_WHAT YOU WILL DO_
The expected answer comprises all lines from the entries that contain the string "Schweiz".

Saved entries
---+---

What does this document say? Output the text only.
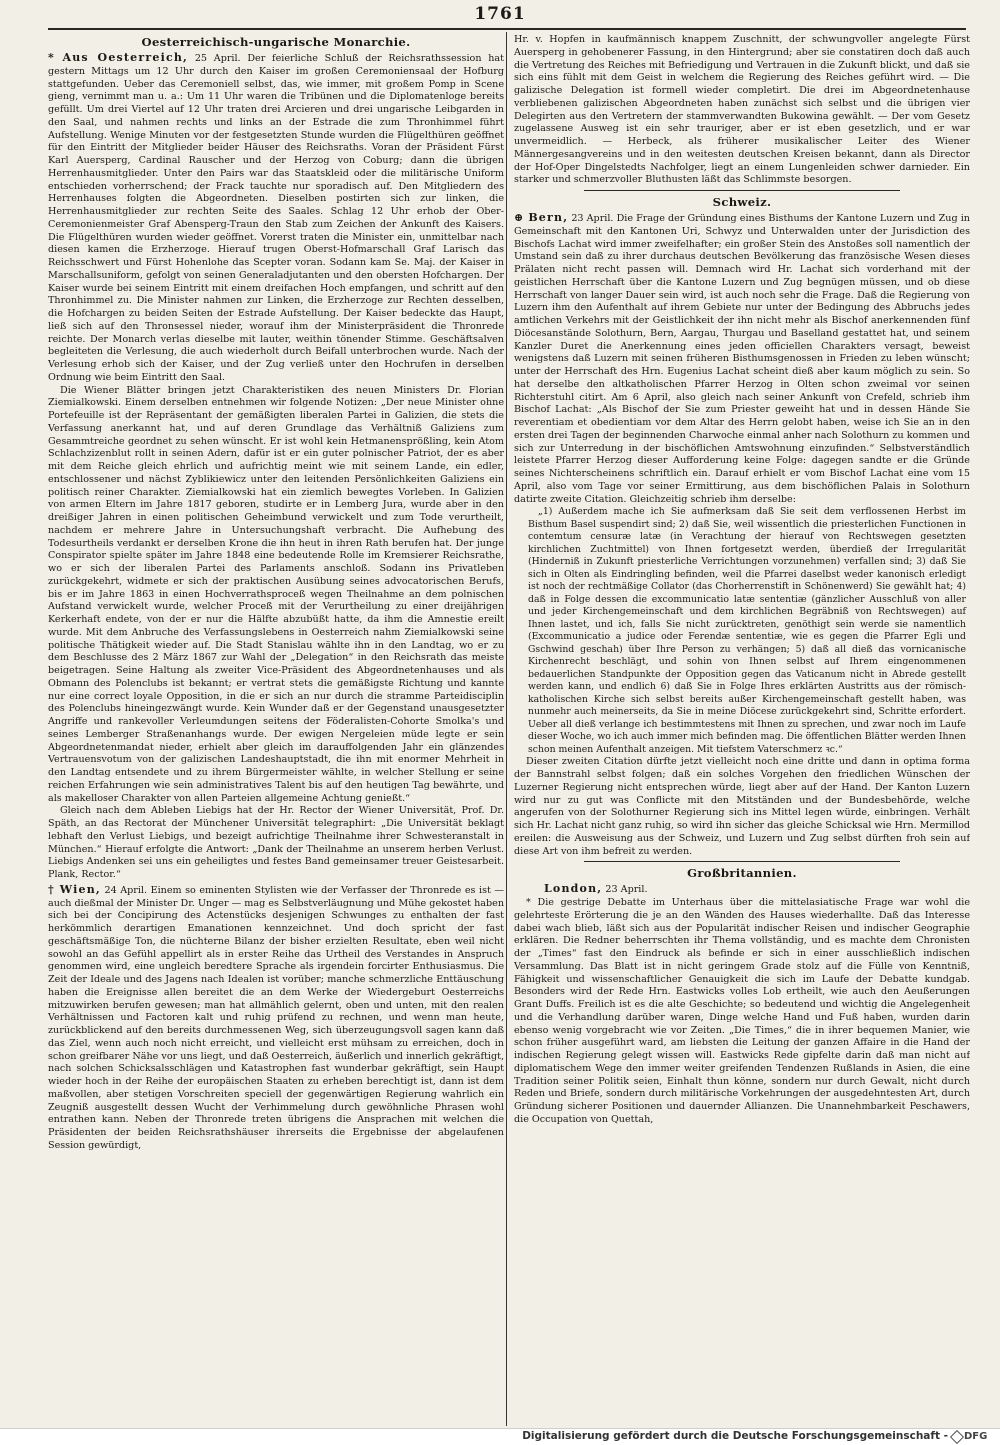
1761
Oesterreichisch-ungarische Monarchie.

* Aus Oesterreich, 25 April. Der feierliche Schluß der Reichsrathssession hat gestern Mittags um 12 Uhr durch den Kaiser im großen Ceremoniensaal der Hofburg stattgefunden. Ueber das Ceremoniell selbst, das, wie immer, mit großem Pomp in Scene gieng, vernimmt man u. a.: Um 11 Uhr waren die Tribünen und die Diplomatenloge bereits gefüllt. Um drei Viertel auf 12 Uhr traten drei Arcieren und drei ungarische Leibgarden in den Saal, und nahmen rechts und links an der Estrade die zum Thronhimmel führt Aufstellung. Wenige Minuten vor der festgesetzten Stunde wurden die Flügelthüren geöffnet für den Eintritt der Mitglieder beider Häuser des Reichsraths. Voran der Präsident Fürst Karl Auersperg, Cardinal Rauscher und der Herzog von Coburg; dann die übrigen Herrenhausmitglieder. Unter den Pairs war das Staatskleid oder die militärische Uniform entschieden vorherrschend; der Frack tauchte nur sporadisch auf. Den Mitgliedern des Herrenhauses folgten die Abgeordneten. Dieselben postirten sich zur linken, die Herrenhausmitglieder zur rechten Seite des Saales. Schlag 12 Uhr erhob der Ober-Ceremonienmeister Graf Abensperg-Traun den Stab zum Zeichen der Ankunft des Kaisers. Die Flügelthüren wurden wieder geöffnet. Vorerst traten die Minister ein, unmittelbar nach diesen kamen die Erzherzoge. Hierauf trugen Oberst-Hofmarschall Graf Larisch das Reichsschwert und Fürst Hohenlohe das Scepter voran. Sodann kam Se. Maj. der Kaiser in Marschallsuniform, gefolgt von seinen Generaladjutanten und den obersten Hofchargen. Der Kaiser wurde bei seinem Eintritt mit einem dreifachen Hoch empfangen, und schritt auf den Thronhimmel zu. Die Minister nahmen zur Linken, die Erzherzoge zur Rechten desselben, die Hofchargen zu beiden Seiten der Estrade Aufstellung. Der Kaiser bedeckte das Haupt, ließ sich auf den Thronsessel nieder, worauf ihm der Ministerpräsident die Thronrede reichte. Der Monarch verlas dieselbe mit lauter, weithin tönender Stimme. Geschäftsalven begleiteten die Verlesung, die auch wiederholt durch Beifall unterbrochen wurde. Nach der Verlesung erhob sich der Kaiser, und der Zug verließ unter den Hochrufen in derselben Ordnung wie beim Eintritt den Saal.

Die Wiener Blätter bringen jetzt Charakteristiken des neuen Ministers Dr. Florian Ziemialkowski. Einem derselben entnehmen wir folgende Notizen: „Der neue Minister ohne Portefeuille ist der Repräsentant der gemäßigten liberalen Partei in Galizien, die stets die Verfassung anerkannt hat, und auf deren Grundlage das Verhältniß Galiziens zum Gesammtreiche geordnet zu sehen wünscht. Er ist wohl kein Hetmanensprößling, kein Atom Schlachzizenblut rollt in seinen Adern, dafür ist er ein guter polnischer Patriot, der es aber mit dem Reiche gleich ehrlich und aufrichtig meint wie mit seinem Lande, ein edler, entschlossener und nächst Zyblikiewicz unter den leitenden Persönlichkeiten Galiziens ein politisch reiner Charakter. Ziemialkowski hat ein ziemlich bewegtes Vorleben. In Galizien von armen Eltern im Jahre 1817 geboren, studirte er in Lemberg Jura, wurde aber in den dreißiger Jahren in einen politischen Geheimbund verwickelt und zum Tode verurtheilt, nachdem er mehrere Jahre in Untersuchungshaft verbracht. Die Aufhebung des Todesurtheils verdankt er derselben Krone die ihn heut in ihren Rath berufen hat. Der junge Conspirator spielte später im Jahre 1848 eine bedeutende Rolle im Kremsierer Reichsrathe, wo er sich der liberalen Partei des Parlaments anschloß. Sodann ins Privatleben zurückgekehrt, widmete er sich der praktischen Ausübung seines advocatorischen Berufs, bis er im Jahre 1863 in einen Hochverrathsproceß wegen Theilnahme an dem polnischen Aufstand verwickelt wurde, welcher Proceß mit der Verurtheilung zu einer dreijährigen Kerkerhaft endete, von der er nur die Hälfte abzubüßt hatte, da ihm die Amnestie ereilt wurde. Mit dem Anbruche des Verfassungslebens in Oesterreich nahm Ziemialkowski seine politische Thätigkeit wieder auf. Die Stadt Stanislau wählte ihn in den Landtag, wo er zu dem Beschlusse des 2 März 1867 zur Wahl der „Delegation“ in den Reichsrath das meiste beigetragen. Seine Haltung als zweiter Vice-Präsident des Abgeordnetenhauses und als Obmann des Polenclubs ist bekannt; er vertrat stets die gemäßigste Richtung und kannte nur eine correct loyale Opposition, in die er sich an nur durch die stramme Parteidisciplin des Polenclubs hineingezwängt wurde. Kein Wunder daß er der Gegenstand unausgesetzter Angriffe und rankevoller Verleumdungen seitens der Föderalisten-Cohorte Smolka's und seines Lemberger Straßenanhangs wurde. Der ewigen Nergeleien müde legte er sein Abgeordnetenmandat nieder, erhielt aber gleich im darauffolgenden Jahr ein glänzendes Vertrauensvotum von der galizischen Landeshauptstadt, die ihn mit enormer Mehrheit in den Landtag entsendete und zu ihrem Bürgermeister wählte, in welcher Stellung er seine reichen Erfahrungen wie sein administratives Talent bis auf den heutigen Tag bewährte, und als makelloser Charakter von allen Parteien allgemeine Achtung genießt.“

Gleich nach dem Ableben Liebigs hat der Hr. Rector der Wiener Universität, Prof. Dr. Späth, an das Rectorat der Münchener Universität telegraphirt: „Die Universität beklagt lebhaft den Verlust Liebigs, und bezeigt aufrichtige Theilnahme ihrer Schwesteranstalt in München.“ Hierauf erfolgte die Antwort: „Dank der Theilnahme an unserem herben Verlust. Liebigs Andenken sei uns ein geheiligtes und festes Band gemeinsamer treuer Geistesarbeit. Plank, Rector.“

† Wien, 24 April. Einem so eminenten Stylisten wie der Verfasser der Thronrede es ist — auch dießmal der Minister Dr. Unger — mag es Selbstverläugnung und Mühe gekostet haben sich bei der Concipirung des Actenstücks desjenigen Schwunges zu enthalten der fast herkömmlich derartigen Emanationen kennzeichnet. Und doch spricht der fast geschäftsmäßige Ton, die nüchterne Bilanz der bisher erzielten Resultate, eben weil nicht sowohl an das Gefühl appellirt als in erster Reihe das Urtheil des Verstandes in Anspruch genommen wird, eine ungleich beredtere Sprache als irgendein forcirter Enthusiasmus. Die Zeit der Ideale und des Jagens nach Idealen ist vorüber; manche schmerzliche Enttäuschung haben die Ereignisse allen bereitet die an dem Werke der Wiedergeburt Oesterreichs mitzuwirken berufen gewesen; man hat allmählich gelernt, oben und unten, mit den realen Verhältnissen und Factoren kalt und ruhig prüfend zu rechnen, und wenn man heute, zurückblickend auf den bereits durchmessenen Weg, sich überzeugungsvoll sagen kann daß das Ziel, wenn auch noch nicht erreicht, und vielleicht erst mühsam zu erreichen, doch in schon greifbarer Nähe vor uns liegt, und daß Oesterreich, äußerlich und innerlich gekräftigt, nach solchen Schicksalsschlägen und Katastrophen fast wunderbar gekräftigt, sein Haupt wieder hoch in der Reihe der europäischen Staaten zu erheben berechtigt ist, dann ist dem maßvollen, aber stetigen Vorschreiten speciell der gegenwärtigen Regierung wahrlich ein Zeugniß ausgestellt dessen Wucht der Verhimmelung durch gewöhnliche Phrasen wohl entrathen kann. Neben der Thronrede treten übrigens die Ansprachen mit welchen die Präsidenten der beiden Reichsrathshäuser ihrerseits die Ergebnisse der abgelaufenen Session gewürdigt,

Hr. v. Hopfen in kaufmännisch knappem Zuschnitt, der schwungvoller angelegte Fürst Auersperg in gehobenerer Fassung, in den Hintergrund; aber sie constatiren doch daß auch die Vertretung des Reiches mit Befriedigung und Vertrauen in die Zukunft blickt, und daß sie sich eins fühlt mit dem Geist in welchem die Regierung des Reiches geführt wird. — Die galizische Delegation ist formell wieder completirt. Die drei im Abgeordnetenhause verbliebenen galizischen Abgeordneten haben zunächst sich selbst und die übrigen vier Delegirten aus den Vertretern der stammverwandten Bukowina gewählt. — Der vom Gesetz zugelassene Ausweg ist ein sehr trauriger, aber er ist eben gesetzlich, und er war unvermeidlich. — Herbeck, als früherer musikalischer Leiter des Wiener Männergesangvereins und in den weitesten deutschen Kreisen bekannt, dann als Director der Hof-Oper Dingelstedts Nachfolger, liegt an einem Lungenleiden schwer darnieder. Ein starker und schmerzvoller Bluthusten läßt das Schlimmste besorgen.

Schweiz.

⊕ Bern, 23 April. Die Frage der Gründung eines Bisthums der Kantone Luzern und Zug in Gemeinschaft mit den Kantonen Uri, Schwyz und Unterwalden unter der Jurisdiction des Bischofs Lachat wird immer zweifelhafter; ein großer Stein des Anstoßes soll namentlich der Umstand sein daß zu ihrer durchaus deutschen Bevölkerung das französische Wesen dieses Prälaten nicht recht passen will. Demnach wird Hr. Lachat sich vorderhand mit der geistlichen Herrschaft über die Kantone Luzern und Zug begnügen müssen, und ob diese Herrschaft von langer Dauer sein wird, ist auch noch sehr die Frage. Daß die Regierung von Luzern ihm den Aufenthalt auf ihrem Gebiete nur unter der Bedingung des Abbruchs jedes amtlichen Verkehrs mit der Geistlichkeit der ihn nicht mehr als Bischof anerkennenden fünf Diöcesanstände Solothurn, Bern, Aargau, Thurgau und Baselland gestattet hat, und seinem Kanzler Duret die Anerkennung eines jeden officiellen Charakters versagt, beweist wenigstens daß Luzern mit seinen früheren Bisthumsgenossen in Frieden zu leben wünscht; unter der Herrschaft des Hrn. Eugenius Lachat scheint dieß aber kaum möglich zu sein. So hat derselbe den altkatholischen Pfarrer Herzog in Olten schon zweimal vor seinen Richterstuhl citirt. Am 6 April, also gleich nach seiner Ankunft von Crefeld, schrieb ihm Bischof Lachat: „Als Bischof der Sie zum Priester geweiht hat und in dessen Hände Sie reverentiam et obedientiam vor dem Altar des Herrn gelobt haben, weise ich Sie an in den ersten drei Tagen der beginnenden Charwoche einmal anher nach Solothurn zu kommen und sich zur Unterredung in der bischöflichen Amtswohnung einzufinden.“ Selbstverständlich leistete Pfarrer Herzog dieser Aufforderung keine Folge: dagegen sandte er die Gründe seines Nichterscheinens schriftlich ein. Darauf erhielt er vom Bischof Lachat eine vom 15 April, also vom Tage vor seiner Ermittirung, aus dem bischöflichen Palais in Solothurn datirte zweite Citation. Gleichzeitig schrieb ihm derselbe:

„1) Außerdem mache ich Sie aufmerksam daß Sie seit dem verflossenen Herbst im Bisthum Basel suspendirt sind; 2) daß Sie, weil wissentlich die priesterlichen Functionen in contemtum censuræ latæ (in Verachtung der hierauf von Rechtswegen gesetzten kirchlichen Zuchtmittel) von Ihnen fortgesetzt werden, überdieß der Irregularität (Hinderniß in Zukunft priesterliche Verrichtungen vorzunehmen) verfallen sind; 3) daß Sie sich in Olten als Eindringling befinden, weil die Pfarrei daselbst weder kanonisch erledigt ist noch der rechtmäßige Collator (das Chorherrenstift in Schönenwerd) Sie gewählt hat; 4) daß in Folge dessen die excommunicatio latæ sententiæ (gänzlicher Ausschluß von aller und jeder Kirchengemeinschaft und dem kirchlichen Begräbniß von Rechtswegen) auf Ihnen lastet, und ich, falls Sie nicht zurücktreten, genöthigt sein werde sie namentlich (Excommunicatio a judice oder Ferendæ sententiæ, wie es gegen die Pfarrer Egli und Gschwind geschah) über Ihre Person zu verhängen; 5) daß all dieß das vornicanische Kirchenrecht beschlägt, und sohin von Ihnen selbst auf Ihrem eingenommenen bedauerlichen Standpunkte der Opposition gegen das Vaticanum nicht in Abrede gestellt werden kann, und endlich 6) daß Sie in Folge Ihres erklärten Austritts aus der römisch-katholischen Kirche sich selbst bereits außer Kirchengemeinschaft gestellt haben, was nunmehr auch meinerseits, da Sie in meine Diöcese zurückgekehrt sind, Schritte erfordert. Ueber all dieß verlange ich bestimmtestens mit Ihnen zu sprechen, und zwar noch im Laufe dieser Woche, wo ich auch immer mich befinden mag. Die öffentlichen Blätter werden Ihnen schon meinen Aufenthalt anzeigen. Mit tiefstem Vaterschmerz ꝛc.“

Dieser zweiten Citation dürfte jetzt vielleicht noch eine dritte und dann in optima forma der Bannstrahl selbst folgen; daß ein solches Vorgehen den friedlichen Wünschen der Luzerner Regierung nicht entsprechen würde, liegt aber auf der Hand. Der Kanton Luzern wird nur zu gut was Conflicte mit den Mitständen und der Bundesbehörde, welche angerufen von der Solothurner Regierung sich ins Mittel legen würde, einbringen. Verhält sich Hr. Lachat nicht ganz ruhig, so wird ihn sicher das gleiche Schicksal wie Hrn. Mermillod ereilen: die Ausweisung aus der Schweiz, und Luzern und Zug selbst dürften froh sein auf diese Art von ihm befreit zu werden.

Großbritannien.

London, 23 April.

* Die gestrige Debatte im Unterhaus über die mittelasiatische Frage war wohl die gelehrteste Erörterung die je an den Wänden des Hauses wiederhallte. Daß das Interesse dabei wach blieb, läßt sich aus der Popularität indischer Reisen und indischer Geographie erklären. Die Redner beherrschten ihr Thema vollständig, und es machte dem Chronisten der „Times“ fast den Eindruck als befinde er sich in einer ausschließlich indischen Versammlung. Das Blatt ist in nicht geringem Grade stolz auf die Fülle von Kenntniß, Fähigkeit und wissenschaftlicher Genauigkeit die sich im Laufe der Debatte kundgab. Besonders wird der Rede Hrn. Eastwicks volles Lob ertheilt, wie auch den Aeußerungen Grant Duffs. Freilich ist es die alte Geschichte; so bedeutend und wichtig die Angelegenheit und die Verhandlung darüber waren, Dinge welche Hand und Fuß haben, wurden darin ebenso wenig vorgebracht wie vor Zeiten. „Die Times,“ die in ihrer bequemen Manier, wie schon früher ausgeführt ward, am liebsten die Leitung der ganzen Affaire in die Hand der indischen Regierung gelegt wissen will. Eastwicks Rede gipfelte darin daß man nicht auf diplomatischem Wege den immer weiter greifenden Tendenzen Rußlands in Asien, die eine Tradition seiner Politik seien, Einhalt thun könne, sondern nur durch Gewalt, nicht durch Reden und Briefe, sondern durch militärische Vorkehrungen der ausgedehntesten Art, durch Gründung sicherer Positionen und dauernder Allianzen. Die Unannehmbarkeit Peschawers, die Occupation von Quettah,

Digitalisierung gefördert durch die Deutsche Forschungsgemeinschaft - DFG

---+---

_TASK SOLUTION_
Schweiz.
Dieser zweiten Citation dürfte jetzt vielleicht noch eine dritte und dann in optima forma der Bannstrahl selbst folgen; daß ein solches Vorgehen den friedlichen Wünschen der Luzerner Regierung nicht entsprechen würde, liegt aber auf der Hand. Der Kanton Luzern wird nur zu gut was Conflicte mit den Mitständen und der Bundesbehörde, welche angerufen von der Solothurner Regierung sich ins Mittel legen würde, einbringen. Verhält sich Hr. Lachat nicht ganz ruhig, so wird ihn sicher das gleiche Schicksal wie Hrn. Mermillod ereilen: die Ausweisung aus der Schweiz, und Luzern und Zug selbst dürften froh sein auf diese Art von ihm befreit zu werden.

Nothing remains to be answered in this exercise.